Work to do:
Each entry in the listing below should be restated word for word.

Available records:
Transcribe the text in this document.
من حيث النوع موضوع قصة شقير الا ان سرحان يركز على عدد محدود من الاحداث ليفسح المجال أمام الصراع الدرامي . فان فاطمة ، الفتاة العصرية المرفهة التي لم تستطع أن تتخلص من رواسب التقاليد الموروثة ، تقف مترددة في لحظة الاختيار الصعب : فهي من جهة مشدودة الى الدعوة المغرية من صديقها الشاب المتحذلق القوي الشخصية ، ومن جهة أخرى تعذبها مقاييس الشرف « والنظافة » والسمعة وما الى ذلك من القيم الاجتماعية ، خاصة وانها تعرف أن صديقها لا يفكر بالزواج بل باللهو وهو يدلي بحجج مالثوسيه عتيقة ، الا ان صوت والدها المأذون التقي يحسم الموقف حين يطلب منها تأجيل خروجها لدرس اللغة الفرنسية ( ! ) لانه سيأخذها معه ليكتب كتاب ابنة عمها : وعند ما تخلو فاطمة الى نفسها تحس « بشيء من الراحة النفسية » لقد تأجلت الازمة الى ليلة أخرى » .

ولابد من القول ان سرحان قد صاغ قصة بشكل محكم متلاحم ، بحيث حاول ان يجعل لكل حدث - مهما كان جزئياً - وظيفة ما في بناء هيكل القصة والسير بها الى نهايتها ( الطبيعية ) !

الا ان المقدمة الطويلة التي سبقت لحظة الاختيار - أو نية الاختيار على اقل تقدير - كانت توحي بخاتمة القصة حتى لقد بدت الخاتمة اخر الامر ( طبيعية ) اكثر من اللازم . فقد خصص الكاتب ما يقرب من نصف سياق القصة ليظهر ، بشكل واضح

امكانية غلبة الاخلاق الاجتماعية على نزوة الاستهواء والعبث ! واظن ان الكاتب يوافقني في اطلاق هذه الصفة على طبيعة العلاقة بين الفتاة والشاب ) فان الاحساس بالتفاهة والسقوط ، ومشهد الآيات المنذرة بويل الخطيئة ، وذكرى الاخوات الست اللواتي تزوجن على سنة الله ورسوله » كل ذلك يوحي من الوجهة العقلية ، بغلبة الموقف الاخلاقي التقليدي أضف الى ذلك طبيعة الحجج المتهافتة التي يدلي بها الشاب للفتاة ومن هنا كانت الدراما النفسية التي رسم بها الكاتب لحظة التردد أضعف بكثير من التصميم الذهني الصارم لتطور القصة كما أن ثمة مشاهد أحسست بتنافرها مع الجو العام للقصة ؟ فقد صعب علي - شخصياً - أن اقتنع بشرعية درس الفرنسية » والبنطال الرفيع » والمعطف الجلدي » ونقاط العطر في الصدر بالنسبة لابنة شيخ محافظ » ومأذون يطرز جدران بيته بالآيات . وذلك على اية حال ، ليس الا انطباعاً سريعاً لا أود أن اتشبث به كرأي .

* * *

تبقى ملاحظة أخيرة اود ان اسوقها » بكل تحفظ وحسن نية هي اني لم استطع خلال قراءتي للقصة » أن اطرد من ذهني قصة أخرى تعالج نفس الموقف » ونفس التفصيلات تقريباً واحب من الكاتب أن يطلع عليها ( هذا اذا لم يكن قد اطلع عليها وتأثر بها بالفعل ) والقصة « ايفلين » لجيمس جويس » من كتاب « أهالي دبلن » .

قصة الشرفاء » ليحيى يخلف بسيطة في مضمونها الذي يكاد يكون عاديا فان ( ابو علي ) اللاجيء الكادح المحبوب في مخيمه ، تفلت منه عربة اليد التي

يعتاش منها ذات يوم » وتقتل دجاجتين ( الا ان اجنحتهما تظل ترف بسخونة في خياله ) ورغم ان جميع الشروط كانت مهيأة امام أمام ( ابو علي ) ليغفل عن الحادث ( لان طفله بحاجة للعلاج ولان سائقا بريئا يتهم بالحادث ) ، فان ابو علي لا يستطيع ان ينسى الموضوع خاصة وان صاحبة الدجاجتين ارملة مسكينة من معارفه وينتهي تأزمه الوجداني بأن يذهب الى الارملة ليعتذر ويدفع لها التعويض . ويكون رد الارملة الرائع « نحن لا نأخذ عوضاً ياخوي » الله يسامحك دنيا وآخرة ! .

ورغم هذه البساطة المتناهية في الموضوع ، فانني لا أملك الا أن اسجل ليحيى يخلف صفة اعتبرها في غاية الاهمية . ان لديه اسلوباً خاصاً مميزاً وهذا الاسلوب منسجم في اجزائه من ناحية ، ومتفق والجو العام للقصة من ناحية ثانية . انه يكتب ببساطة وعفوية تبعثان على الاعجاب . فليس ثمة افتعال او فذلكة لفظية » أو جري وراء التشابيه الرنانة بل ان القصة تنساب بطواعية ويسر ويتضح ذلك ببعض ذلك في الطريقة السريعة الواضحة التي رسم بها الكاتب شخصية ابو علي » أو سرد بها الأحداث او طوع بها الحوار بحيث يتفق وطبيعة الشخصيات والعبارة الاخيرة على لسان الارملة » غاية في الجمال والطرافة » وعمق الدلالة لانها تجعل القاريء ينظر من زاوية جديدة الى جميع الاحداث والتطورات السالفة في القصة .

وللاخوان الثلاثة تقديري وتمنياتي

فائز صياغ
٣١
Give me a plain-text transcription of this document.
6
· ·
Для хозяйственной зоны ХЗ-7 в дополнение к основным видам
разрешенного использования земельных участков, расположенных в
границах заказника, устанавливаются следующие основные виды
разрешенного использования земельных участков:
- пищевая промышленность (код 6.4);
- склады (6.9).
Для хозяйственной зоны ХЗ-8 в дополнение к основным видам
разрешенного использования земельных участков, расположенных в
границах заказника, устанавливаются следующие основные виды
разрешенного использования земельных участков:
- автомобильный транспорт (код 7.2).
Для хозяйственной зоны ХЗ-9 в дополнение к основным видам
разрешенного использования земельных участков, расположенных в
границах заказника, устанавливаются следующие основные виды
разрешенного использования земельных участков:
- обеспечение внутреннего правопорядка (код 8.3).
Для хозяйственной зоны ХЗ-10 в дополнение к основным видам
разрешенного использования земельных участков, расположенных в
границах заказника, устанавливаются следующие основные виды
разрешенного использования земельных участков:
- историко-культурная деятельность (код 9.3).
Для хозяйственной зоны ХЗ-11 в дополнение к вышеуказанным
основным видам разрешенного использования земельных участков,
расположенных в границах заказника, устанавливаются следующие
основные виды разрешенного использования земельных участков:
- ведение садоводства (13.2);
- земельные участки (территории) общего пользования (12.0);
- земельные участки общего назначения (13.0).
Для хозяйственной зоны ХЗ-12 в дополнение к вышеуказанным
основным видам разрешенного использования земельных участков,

Exercise result:
Transcribe the text in this document.
من حيث النوع موضوع قصة شقير الا ان سرحان يركز على عدد محدود من الاحداث ليفسح المجال أمام الصراع الدرامي . فان فاطمة ، الفتاة العصرية المرفهة التي لم تستطع أن تتخلص من رواسب التقاليد الموروثة ، تقف مترددة في لحظة الاختيار الصعب : فهي من جهة مشدودة الى الدعوة المغرية من صديقها الشاب المتحذلق القوي الشخصية ، ومن جهة أخرى تعذبها مقاييس الشرف « والنظافة » والسمعة وما الى ذلك من القيم الاجتماعية ، خاصة وانها تعرف أن صديقها لا يفكر بالزواج بل باللهو وهو يدلي بحجج مالثوسيه عتيقة ، الا ان صوت والدها المأذون التقي يحسم الموقف حين يطلب منها تأجيل خروجها لدرس اللغة الفرنسية ( ! ) لانه سيأخذها معه ليكتب كتاب ابنة عمها : وعند ما تخلو فاطمة الى نفسها تحس « بشيء من الراحة النفسية » لقد تأجلت الازمة الى ليلة أخرى » .

ولابد من القول ان سرحان قد صاغ قصة بشكل محكم متلاحم ، بحيث حاول ان يجعل لكل حدث - مهما كان جزئياً - وظيفة ما في بناء هيكل القصة والسير بها الى نهايتها ( الطبيعية ) !

الا ان المقدمة الطويلة التي سبقت لحظة الاختيار - أو نية الاختيار على اقل تقدير - كانت توحي بخاتمة القصة حتى لقد بدت الخاتمة اخر الامر ( طبيعية ) اكثر من اللازم . فقد خصص الكاتب ما يقرب من نصف سياق القصة ليظهر ، بشكل واضح

امكانية غلبة الاخلاق الاجتماعية على نزوة الاستهواء والعبث ! واظن ان الكاتب يوافقني في اطلاق هذه الصفة على طبيعة العلاقة بين الفتاة والشاب ) فان الاحساس بالتفاهة والسقوط ، ومشهد الآيات المنذرة بويل الخطيئة ، وذكرى الاخوات الست اللواتي تزوجن على سنة الله ورسوله » كل ذلك يوحي من الوجهة العقلية ، بغلبة الموقف الاخلاقي التقليدي أضف الى ذلك طبيعة الحجج المتهافتة التي يدلي بها الشاب للفتاة ومن هنا كانت الدراما النفسية التي رسم بها الكاتب لحظة التردد أضعف بكثير من التصميم الذهني الصارم لتطور القصة كما أن ثمة مشاهد أحسست بتنافرها مع الجو العام للقصة ؟ فقد صعب علي - شخصياً - أن اقتنع بشرعية درس الفرنسية » والبنطال الرفيع » والمعطف الجلدي » ونقاط العطر في الصدر بالنسبة لابنة شيخ محافظ » ومأذون يطرز جدران بيته بالآيات . وذلك على اية حال ، ليس الا انطباعاً سريعاً لا أود أن اتشبث به كرأي .

* * *

تبقى ملاحظة أخيرة اود ان اسوقها » بكل تحفظ وحسن نية هي اني لم استطع خلال قراءتي للقصة » أن اطرد من ذهني قصة أخرى تعالج نفس الموقف » ونفس التفصيلات تقريباً واحب من الكاتب أن يطلع عليها ( هذا اذا لم يكن قد اطلع عليها وتأثر بها بالفعل ) والقصة « ايفلين » لجيمس جويس » من كتاب « أهالي دبلن » .

قصة الشرفاء » ليحيى يخلف بسيطة في مضمونها الذي يكاد يكون عاديا فان ( ابو علي ) اللاجيء الكادح المحبوب في مخيمه ، تفلت منه عربة اليد التي

يعتاش منها ذات يوم » وتقتل دجاجتين ( الا ان اجنحتهما تظل ترف بسخونة في خياله ) ورغم ان جميع الشروط كانت مهيأة امام أمام ( ابو علي ) ليغفل عن الحادث ( لان طفله بحاجة للعلاج ولان سائقا بريئا يتهم بالحادث ) ، فان ابو علي لا يستطيع ان ينسى الموضوع خاصة وان صاحبة الدجاجتين ارملة مسكينة من معارفه وينتهي تأزمه الوجداني بأن يذهب الى الارملة ليعتذر ويدفع لها التعويض . ويكون رد الارملة الرائع « نحن لا نأخذ عوضاً ياخوي » الله يسامحك دنيا وآخرة ! .

ورغم هذه البساطة المتناهية في الموضوع ، فانني لا أملك الا أن اسجل ليحيى يخلف صفة اعتبرها في غاية الاهمية . ان لديه اسلوباً خاصاً مميزاً وهذا الاسلوب منسجم في اجزائه من ناحية ، ومتفق والجو العام للقصة من ناحية ثانية . انه يكتب ببساطة وعفوية تبعثان على الاعجاب . فليس ثمة افتعال او فذلكة لفظية » أو جري وراء التشابيه الرنانة بل ان القصة تنساب بطواعية ويسر ويتضح ذلك ببعض ذلك في الطريقة السريعة الواضحة التي رسم بها الكاتب شخصية ابو علي » أو سرد بها الأحداث او طوع بها الحوار بحيث يتفق وطبيعة الشخصيات والعبارة الاخيرة على لسان الارملة » غاية في الجمال والطرافة » وعمق الدلالة لانها تجعل القاريء ينظر من زاوية جديدة الى جميع الاحداث والتطورات السالفة في القصة .

وللاخوان الثلاثة تقديري وتمنياتي

فائز صياغ
٣١
Give me a plain-text transcription of this document.
6
· ·
Для хозяйственной зоны ХЗ-7 в дополнение к основным видам
разрешенного использования земельных участков, расположенных в
границах заказника, устанавливаются следующие основные виды
разрешенного использования земельных участков:
- пищевая промышленность (код 6.4);
- склады (6.9).
Для хозяйственной зоны ХЗ-8 в дополнение к основным видам
разрешенного использования земельных участков, расположенных в
границах заказника, устанавливаются следующие основные виды
разрешенного использования земельных участков:
- автомобильный транспорт (код 7.2).
Для хозяйственной зоны ХЗ-9 в дополнение к основным видам
разрешенного использования земельных участков, расположенных в
границах заказника, устанавливаются следующие основные виды
разрешенного использования земельных участков:
- обеспечение внутреннего правопорядка (код 8.3).
Для хозяйственной зоны ХЗ-10 в дополнение к основным видам
разрешенного использования земельных участков, расположенных в
границах заказника, устанавливаются следующие основные виды
разрешенного использования земельных участков:
- историко-культурная деятельность (код 9.3).
Для хозяйственной зоны ХЗ-11 в дополнение к вышеуказанным
основным видам разрешенного использования земельных участков,
расположенных в границах заказника, устанавливаются следующие
основные виды разрешенного использования земельных участков:
- ведение садоводства (13.2);
- земельные участки (территории) общего пользования (12.0);
- земельные участки общего назначения (13.0).
Для хозяйственной зоны ХЗ-12 в дополнение к вышеуказанным
основным видам разрешенного использования земельных участков,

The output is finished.